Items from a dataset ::
- - -

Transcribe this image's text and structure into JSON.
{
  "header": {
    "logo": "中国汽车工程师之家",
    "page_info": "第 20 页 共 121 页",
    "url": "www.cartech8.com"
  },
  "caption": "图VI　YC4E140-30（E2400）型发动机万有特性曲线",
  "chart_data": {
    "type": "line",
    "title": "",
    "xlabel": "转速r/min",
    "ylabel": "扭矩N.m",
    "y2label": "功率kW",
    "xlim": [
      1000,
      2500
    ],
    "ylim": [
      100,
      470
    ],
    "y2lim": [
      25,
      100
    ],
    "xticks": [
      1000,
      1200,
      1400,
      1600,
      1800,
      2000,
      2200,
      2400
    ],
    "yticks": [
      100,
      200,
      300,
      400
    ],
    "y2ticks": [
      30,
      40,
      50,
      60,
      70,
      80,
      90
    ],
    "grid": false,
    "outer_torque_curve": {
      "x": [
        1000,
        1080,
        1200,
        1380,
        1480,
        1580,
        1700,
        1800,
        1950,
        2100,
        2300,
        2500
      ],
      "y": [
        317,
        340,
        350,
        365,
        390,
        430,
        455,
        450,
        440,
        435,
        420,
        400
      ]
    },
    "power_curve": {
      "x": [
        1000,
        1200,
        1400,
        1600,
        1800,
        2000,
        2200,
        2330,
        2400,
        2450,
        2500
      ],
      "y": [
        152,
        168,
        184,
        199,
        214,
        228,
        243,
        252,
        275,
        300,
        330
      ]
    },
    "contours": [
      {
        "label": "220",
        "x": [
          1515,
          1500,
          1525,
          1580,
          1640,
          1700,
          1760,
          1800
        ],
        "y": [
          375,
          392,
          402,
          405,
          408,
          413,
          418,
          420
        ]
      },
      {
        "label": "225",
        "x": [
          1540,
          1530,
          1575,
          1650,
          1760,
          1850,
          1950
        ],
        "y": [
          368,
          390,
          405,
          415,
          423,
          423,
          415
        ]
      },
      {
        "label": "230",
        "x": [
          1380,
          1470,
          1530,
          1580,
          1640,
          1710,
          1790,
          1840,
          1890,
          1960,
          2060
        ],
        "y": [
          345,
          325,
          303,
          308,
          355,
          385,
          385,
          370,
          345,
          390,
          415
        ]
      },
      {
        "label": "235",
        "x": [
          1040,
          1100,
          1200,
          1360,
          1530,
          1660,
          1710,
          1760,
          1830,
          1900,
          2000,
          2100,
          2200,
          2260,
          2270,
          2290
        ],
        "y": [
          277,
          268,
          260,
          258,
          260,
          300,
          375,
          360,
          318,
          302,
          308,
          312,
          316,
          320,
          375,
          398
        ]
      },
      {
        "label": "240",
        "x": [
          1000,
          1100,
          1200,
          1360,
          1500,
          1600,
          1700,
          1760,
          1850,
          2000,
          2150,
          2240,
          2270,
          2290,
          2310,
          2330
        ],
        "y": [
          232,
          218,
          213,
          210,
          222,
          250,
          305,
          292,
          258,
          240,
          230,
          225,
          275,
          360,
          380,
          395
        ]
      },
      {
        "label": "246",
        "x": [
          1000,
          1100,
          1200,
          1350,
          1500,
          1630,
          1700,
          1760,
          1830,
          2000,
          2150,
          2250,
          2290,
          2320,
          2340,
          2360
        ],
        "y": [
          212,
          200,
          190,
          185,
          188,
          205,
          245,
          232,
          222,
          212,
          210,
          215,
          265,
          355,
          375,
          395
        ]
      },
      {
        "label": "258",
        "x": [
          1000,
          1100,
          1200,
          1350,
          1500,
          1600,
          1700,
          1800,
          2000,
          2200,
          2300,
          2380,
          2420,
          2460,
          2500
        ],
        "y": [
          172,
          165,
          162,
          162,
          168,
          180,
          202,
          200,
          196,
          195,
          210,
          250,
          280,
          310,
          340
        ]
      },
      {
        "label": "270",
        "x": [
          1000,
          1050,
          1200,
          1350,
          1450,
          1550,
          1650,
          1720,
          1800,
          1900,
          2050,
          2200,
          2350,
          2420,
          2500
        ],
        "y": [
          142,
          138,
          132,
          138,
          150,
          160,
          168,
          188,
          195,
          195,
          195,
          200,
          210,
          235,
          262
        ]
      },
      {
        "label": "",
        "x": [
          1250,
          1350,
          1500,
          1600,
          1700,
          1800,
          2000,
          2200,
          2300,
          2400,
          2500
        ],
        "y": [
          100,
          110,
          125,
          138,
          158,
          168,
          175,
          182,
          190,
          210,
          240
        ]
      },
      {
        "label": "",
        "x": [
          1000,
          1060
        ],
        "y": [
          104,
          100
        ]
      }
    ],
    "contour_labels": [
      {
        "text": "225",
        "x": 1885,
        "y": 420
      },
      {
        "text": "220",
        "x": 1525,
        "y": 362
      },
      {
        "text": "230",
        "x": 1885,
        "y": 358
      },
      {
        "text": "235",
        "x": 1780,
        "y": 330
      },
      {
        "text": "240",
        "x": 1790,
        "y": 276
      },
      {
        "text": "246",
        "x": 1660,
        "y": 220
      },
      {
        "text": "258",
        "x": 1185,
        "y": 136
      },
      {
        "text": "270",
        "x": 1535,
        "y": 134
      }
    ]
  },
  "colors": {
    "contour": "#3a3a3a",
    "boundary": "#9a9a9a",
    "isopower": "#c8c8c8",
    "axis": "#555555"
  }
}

- - -

Exercise goal :: Output all of the data above without any alteration.

Result of the task ::
Transcribe this image's text and structure into JSON.
{
  "header": {
    "logo": "中国汽车工程师之家",
    "page_info": "第 20 页 共 121 页",
    "url": "www.cartech8.com"
  },
  "caption": "图VI　YC4E140-30（E2400）型发动机万有特性曲线",
  "chart_data": {
    "type": "line",
    "title": "",
    "xlabel": "转速r/min",
    "ylabel": "扭矩N.m",
    "y2label": "功率kW",
    "xlim": [
      1000,
      2500
    ],
    "ylim": [
      100,
      470
    ],
    "y2lim": [
      25,
      100
    ],
    "xticks": [
      1000,
      1200,
      1400,
      1600,
      1800,
      2000,
      2200,
      2400
    ],
    "yticks": [
      100,
      200,
      300,
      400
    ],
    "y2ticks": [
      30,
      40,
      50,
      60,
      70,
      80,
      90
    ],
    "grid": false,
    "outer_torque_curve": {
      "x": [
        1000,
        1080,
        1200,
        1380,
        1480,
        1580,
        1700,
        1800,
        1950,
        2100,
        2300,
        2500
      ],
      "y": [
        317,
        340,
        350,
        365,
        390,
        430,
        455,
        450,
        440,
        435,
        420,
        400
      ]
    },
    "power_curve": {
      "x": [
        1000,
        1200,
        1400,
        1600,
        1800,
        2000,
        2200,
        2330,
        2400,
        2450,
        2500
      ],
      "y": [
        152,
        168,
        184,
        199,
        214,
        228,
        243,
        252,
        275,
        300,
        330
      ]
    },
    "contours": [
      {
        "label": "220",
        "x": [
          1515,
          1500,
          1525,
          1580,
          1640,
          1700,
          1760,
          1800
        ],
        "y": [
          375,
          392,
          402,
          405,
          408,
          413,
          418,
          420
        ]
      },
      {
        "label": "225",
        "x": [
          1540,
          1530,
          1575,
          1650,
          1760,
          1850,
          1950
        ],
        "y": [
          368,
          390,
          405,
          415,
          423,
          423,
          415
        ]
      },
      {
        "label": "230",
        "x": [
          1380,
          1470,
          1530,
          1580,
          1640,
          1710,
          1790,
          1840,
          1890,
          1960,
          2060
        ],
        "y": [
          345,
          325,
          303,
          308,
          355,
          385,
          385,
          370,
          345,
          390,
          415
        ]
      },
      {
        "label": "235",
        "x": [
          1040,
          1100,
          1200,
          1360,
          1530,
          1660,
          1710,
          1760,
          1830,
          1900,
          2000,
          2100,
          2200,
          2260,
          2270,
          2290
        ],
        "y": [
          277,
          268,
          260,
          258,
          260,
          300,
          375,
          360,
          318,
          302,
          308,
          312,
          316,
          320,
          375,
          398
        ]
      },
      {
        "label": "240",
        "x": [
          1000,
          1100,
          1200,
          1360,
          1500,
          1600,
          1700,
          1760,
          1850,
          2000,
          2150,
          2240,
          2270,
          2290,
          2310,
          2330
        ],
        "y": [
          232,
          218,
          213,
          210,
          222,
          250,
          305,
          292,
          258,
          240,
          230,
          225,
          275,
          360,
          380,
          395
        ]
      },
      {
        "label": "246",
        "x": [
          1000,
          1100,
          1200,
          1350,
          1500,
          1630,
          1700,
          1760,
          1830,
          2000,
          2150,
          2250,
          2290,
          2320,
          2340,
          2360
        ],
        "y": [
          212,
          200,
          190,
          185,
          188,
          205,
          245,
          232,
          222,
          212,
          210,
          215,
          265,
          355,
          375,
          395
        ]
      },
      {
        "label": "258",
        "x": [
          1000,
          1100,
          1200,
          1350,
          1500,
          1600,
          1700,
          1800,
          2000,
          2200,
          2300,
          2380,
          2420,
          2460,
          2500
        ],
        "y": [
          172,
          165,
          162,
          162,
          168,
          180,
          202,
          200,
          196,
          195,
          210,
          250,
          280,
          310,
          340
        ]
      },
      {
        "label": "270",
        "x": [
          1000,
          1050,
          1200,
          1350,
          1450,
          1550,
          1650,
          1720,
          1800,
          1900,
          2050,
          2200,
          2350,
          2420,
          2500
        ],
        "y": [
          142,
          138,
          132,
          138,
          150,
          160,
          168,
          188,
          195,
          195,
          195,
          200,
          210,
          235,
          262
        ]
      },
      {
        "label": "",
        "x": [
          1250,
          1350,
          1500,
          1600,
          1700,
          1800,
          2000,
          2200,
          2300,
          2400,
          2500
        ],
        "y": [
          100,
          110,
          125,
          138,
          158,
          168,
          175,
          182,
          190,
          210,
          240
        ]
      },
      {
        "label": "",
        "x": [
          1000,
          1060
        ],
        "y": [
          104,
          100
        ]
      }
    ],
    "contour_labels": [
      {
        "text": "225",
        "x": 1885,
        "y": 420
      },
      {
        "text": "220",
        "x": 1525,
        "y": 362
      },
      {
        "text": "230",
        "x": 1885,
        "y": 358
      },
      {
        "text": "235",
        "x": 1780,
        "y": 330
      },
      {
        "text": "240",
        "x": 1790,
        "y": 276
      },
      {
        "text": "246",
        "x": 1660,
        "y": 220
      },
      {
        "text": "258",
        "x": 1185,
        "y": 136
      },
      {
        "text": "270",
        "x": 1535,
        "y": 134
      }
    ]
  },
  "colors": {
    "contour": "#3a3a3a",
    "boundary": "#9a9a9a",
    "isopower": "#c8c8c8",
    "axis": "#555555"
  }
}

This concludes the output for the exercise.